Drop every picture and give the entries back exactly.

--- Start INPUT RECORDS ---

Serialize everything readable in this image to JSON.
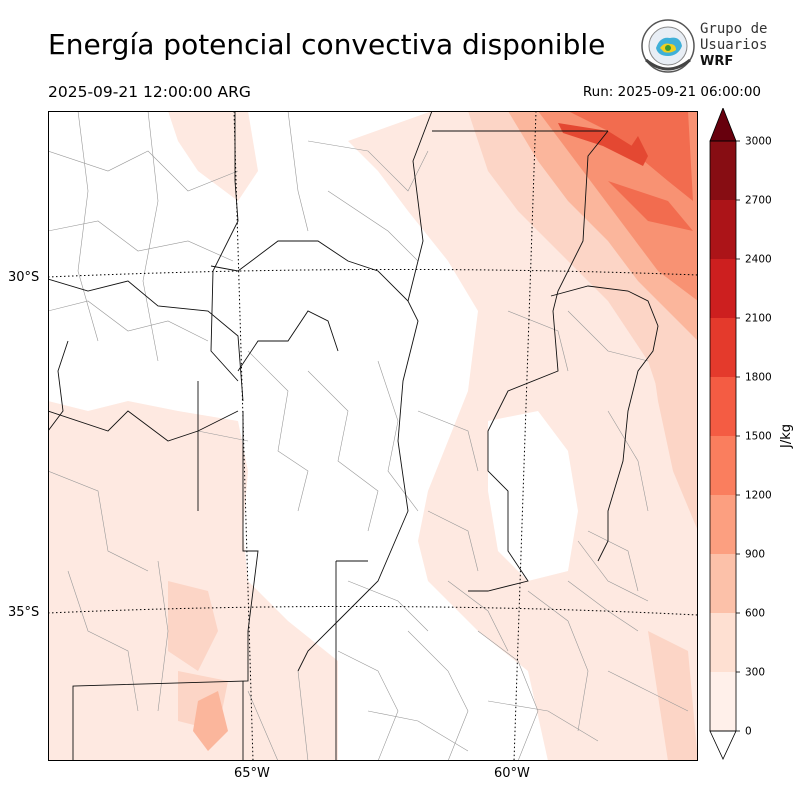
{
  "header": {
    "title": "Energía potencial convectiva disponible",
    "valid_time": "2025-09-21 12:00:00 ARG",
    "run_time": "Run: 2025-09-21 06:00:00"
  },
  "logo": {
    "line1": "Grupo de",
    "line2": "Usuarios",
    "line3": "WRF"
  },
  "map": {
    "lat_labels": [
      "30°S",
      "35°S"
    ],
    "lon_labels": [
      "65°W",
      "60°W"
    ],
    "field_colors": [
      "#fee9e1",
      "#fcd5c6",
      "#fbb69c",
      "#f89273",
      "#f26c4f",
      "#e44832"
    ]
  },
  "colorbar": {
    "label": "J/kg",
    "ticks": [
      0,
      300,
      600,
      900,
      1200,
      1500,
      1800,
      2100,
      2400,
      2700,
      3000
    ],
    "colors": [
      "#fff0ea",
      "#fee0d2",
      "#fcc1a9",
      "#fc9f80",
      "#fa7e5e",
      "#f45c43",
      "#e43a2c",
      "#cd1f1f",
      "#ac1418",
      "#870d13",
      "#6c0a10"
    ],
    "over_color": "#67000d"
  }
}
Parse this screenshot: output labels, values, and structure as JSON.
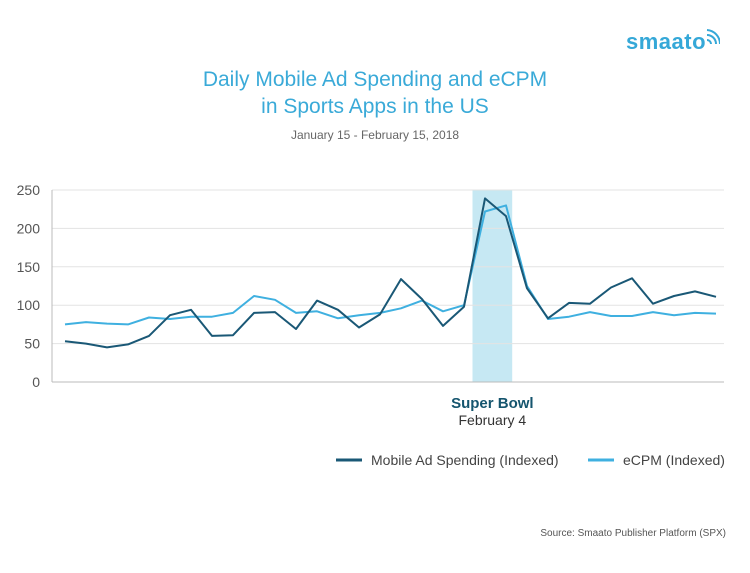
{
  "logo": {
    "text": "smaato",
    "icon": "wifi-waves-icon"
  },
  "chart_data": {
    "type": "line",
    "title_line1": "Daily Mobile Ad Spending and eCPM",
    "title_line2": "in Sports Apps in the US",
    "subtitle": "January 15 - February 15, 2018",
    "ylim": [
      0,
      250
    ],
    "yticks": [
      0,
      50,
      100,
      150,
      200,
      250
    ],
    "xlabel": "",
    "ylabel": "",
    "grid": true,
    "x": [
      0,
      1,
      2,
      3,
      4,
      5,
      6,
      7,
      8,
      9,
      10,
      11,
      12,
      13,
      14,
      15,
      16,
      17,
      18,
      19,
      20,
      21,
      22,
      23,
      24,
      25,
      26,
      27,
      28,
      29,
      30,
      31
    ],
    "series": [
      {
        "name": "Mobile Ad Spending (Indexed)",
        "color": "#1a5876",
        "values": [
          53,
          50,
          45,
          49,
          60,
          87,
          94,
          60,
          61,
          90,
          91,
          69,
          106,
          94,
          71,
          88,
          134,
          108,
          73,
          98,
          239,
          216,
          122,
          83,
          103,
          102,
          123,
          135,
          102,
          112,
          118,
          111
        ]
      },
      {
        "name": "eCPM (Indexed)",
        "color": "#3fb0e0",
        "values": [
          75,
          78,
          76,
          75,
          84,
          82,
          85,
          85,
          90,
          112,
          107,
          90,
          92,
          83,
          87,
          90,
          96,
          106,
          92,
          100,
          222,
          230,
          125,
          82,
          85,
          91,
          86,
          86,
          91,
          87,
          90,
          89
        ]
      }
    ],
    "highlight": {
      "start_index": 19.5,
      "end_index": 21.2,
      "color": "#c6e8f3"
    },
    "annotation": {
      "line1": "Super Bowl",
      "line2": "February 4"
    },
    "legend_position": "bottom-right"
  },
  "source": "Source: Smaato Publisher Platform (SPX)"
}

--- End INPUT RECORDS ---

◆ TASK ANSWER:
Serialize everything readable in this image to JSON.
{
  "header": {
    "title": "Energía potencial convectiva disponible",
    "valid_time": "2025-09-21 12:00:00 ARG",
    "run_time": "Run: 2025-09-21 06:00:00"
  },
  "logo": {
    "line1": "Grupo de",
    "line2": "Usuarios",
    "line3": "WRF"
  },
  "map": {
    "lat_labels": [
      "30°S",
      "35°S"
    ],
    "lon_labels": [
      "65°W",
      "60°W"
    ],
    "field_colors": [
      "#fee9e1",
      "#fcd5c6",
      "#fbb69c",
      "#f89273",
      "#f26c4f",
      "#e44832"
    ]
  },
  "colorbar": {
    "label": "J/kg",
    "ticks": [
      0,
      300,
      600,
      900,
      1200,
      1500,
      1800,
      2100,
      2400,
      2700,
      3000
    ],
    "colors": [
      "#fff0ea",
      "#fee0d2",
      "#fcc1a9",
      "#fc9f80",
      "#fa7e5e",
      "#f45c43",
      "#e43a2c",
      "#cd1f1f",
      "#ac1418",
      "#870d13",
      "#6c0a10"
    ],
    "over_color": "#67000d"
  }
}
Parse this screenshot: output labels, values, and structure as JSON.
{
  "logo": {
    "text": "smaato",
    "icon": "wifi-waves-icon"
  },
  "chart_data": {
    "type": "line",
    "title_line1": "Daily Mobile Ad Spending and eCPM",
    "title_line2": "in Sports Apps in the US",
    "subtitle": "January 15 - February 15, 2018",
    "ylim": [
      0,
      250
    ],
    "yticks": [
      0,
      50,
      100,
      150,
      200,
      250
    ],
    "xlabel": "",
    "ylabel": "",
    "grid": true,
    "x": [
      0,
      1,
      2,
      3,
      4,
      5,
      6,
      7,
      8,
      9,
      10,
      11,
      12,
      13,
      14,
      15,
      16,
      17,
      18,
      19,
      20,
      21,
      22,
      23,
      24,
      25,
      26,
      27,
      28,
      29,
      30,
      31
    ],
    "series": [
      {
        "name": "Mobile Ad Spending (Indexed)",
        "color": "#1a5876",
        "values": [
          53,
          50,
          45,
          49,
          60,
          87,
          94,
          60,
          61,
          90,
          91,
          69,
          106,
          94,
          71,
          88,
          134,
          108,
          73,
          98,
          239,
          216,
          122,
          83,
          103,
          102,
          123,
          135,
          102,
          112,
          118,
          111
        ]
      },
      {
        "name": "eCPM (Indexed)",
        "color": "#3fb0e0",
        "values": [
          75,
          78,
          76,
          75,
          84,
          82,
          85,
          85,
          90,
          112,
          107,
          90,
          92,
          83,
          87,
          90,
          96,
          106,
          92,
          100,
          222,
          230,
          125,
          82,
          85,
          91,
          86,
          86,
          91,
          87,
          90,
          89
        ]
      }
    ],
    "highlight": {
      "start_index": 19.5,
      "end_index": 21.2,
      "color": "#c6e8f3"
    },
    "annotation": {
      "line1": "Super Bowl",
      "line2": "February 4"
    },
    "legend_position": "bottom-right"
  },
  "source": "Source: Smaato Publisher Platform (SPX)"
}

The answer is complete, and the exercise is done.